For the entries below, how many lines include the word "title"? Give the figure and nothing more.

<<<<

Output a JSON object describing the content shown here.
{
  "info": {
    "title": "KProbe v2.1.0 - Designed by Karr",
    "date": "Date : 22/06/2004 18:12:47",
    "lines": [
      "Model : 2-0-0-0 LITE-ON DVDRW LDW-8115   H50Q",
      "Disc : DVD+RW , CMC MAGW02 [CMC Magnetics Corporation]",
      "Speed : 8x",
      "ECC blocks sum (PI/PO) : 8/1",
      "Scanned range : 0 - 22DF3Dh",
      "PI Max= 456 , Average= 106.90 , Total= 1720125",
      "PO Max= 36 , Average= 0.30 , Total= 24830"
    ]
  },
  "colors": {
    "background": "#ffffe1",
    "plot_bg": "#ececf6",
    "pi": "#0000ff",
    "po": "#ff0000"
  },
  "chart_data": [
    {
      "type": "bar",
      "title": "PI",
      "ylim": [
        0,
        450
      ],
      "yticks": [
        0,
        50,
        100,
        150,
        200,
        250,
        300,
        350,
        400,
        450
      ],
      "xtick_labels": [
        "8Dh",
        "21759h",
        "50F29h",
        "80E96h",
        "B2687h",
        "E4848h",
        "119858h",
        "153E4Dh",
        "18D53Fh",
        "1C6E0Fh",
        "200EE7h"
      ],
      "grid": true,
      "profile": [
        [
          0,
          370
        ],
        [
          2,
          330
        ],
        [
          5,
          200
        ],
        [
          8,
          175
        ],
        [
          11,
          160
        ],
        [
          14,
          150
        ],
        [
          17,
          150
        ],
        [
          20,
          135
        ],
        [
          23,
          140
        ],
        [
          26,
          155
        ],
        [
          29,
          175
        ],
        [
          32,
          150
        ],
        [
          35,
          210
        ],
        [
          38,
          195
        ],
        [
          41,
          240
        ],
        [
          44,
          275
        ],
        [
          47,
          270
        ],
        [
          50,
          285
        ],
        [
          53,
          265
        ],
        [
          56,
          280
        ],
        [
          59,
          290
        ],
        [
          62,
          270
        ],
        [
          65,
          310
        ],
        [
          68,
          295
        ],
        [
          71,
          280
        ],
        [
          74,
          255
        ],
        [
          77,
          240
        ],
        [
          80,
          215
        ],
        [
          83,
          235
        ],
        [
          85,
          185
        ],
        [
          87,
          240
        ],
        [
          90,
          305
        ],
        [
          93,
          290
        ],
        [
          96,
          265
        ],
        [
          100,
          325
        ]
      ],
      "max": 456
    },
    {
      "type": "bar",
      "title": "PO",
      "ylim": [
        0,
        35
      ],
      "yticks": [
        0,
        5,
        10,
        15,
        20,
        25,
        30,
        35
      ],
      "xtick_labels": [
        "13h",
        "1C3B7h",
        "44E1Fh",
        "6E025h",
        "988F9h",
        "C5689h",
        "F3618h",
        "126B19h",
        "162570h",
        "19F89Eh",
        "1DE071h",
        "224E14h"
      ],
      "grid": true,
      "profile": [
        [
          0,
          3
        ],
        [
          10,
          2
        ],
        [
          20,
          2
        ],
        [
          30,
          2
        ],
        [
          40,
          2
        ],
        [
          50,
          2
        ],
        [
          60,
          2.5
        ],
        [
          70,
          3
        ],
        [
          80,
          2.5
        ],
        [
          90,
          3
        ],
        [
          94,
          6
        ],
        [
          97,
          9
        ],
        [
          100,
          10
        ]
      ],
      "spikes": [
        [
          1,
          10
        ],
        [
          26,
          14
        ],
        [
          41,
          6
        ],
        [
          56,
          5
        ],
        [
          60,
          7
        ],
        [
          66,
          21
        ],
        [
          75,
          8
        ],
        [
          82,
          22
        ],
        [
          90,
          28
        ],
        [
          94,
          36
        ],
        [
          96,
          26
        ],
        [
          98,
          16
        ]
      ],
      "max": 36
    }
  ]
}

>>>>

EXERCISE OUTPUT: 3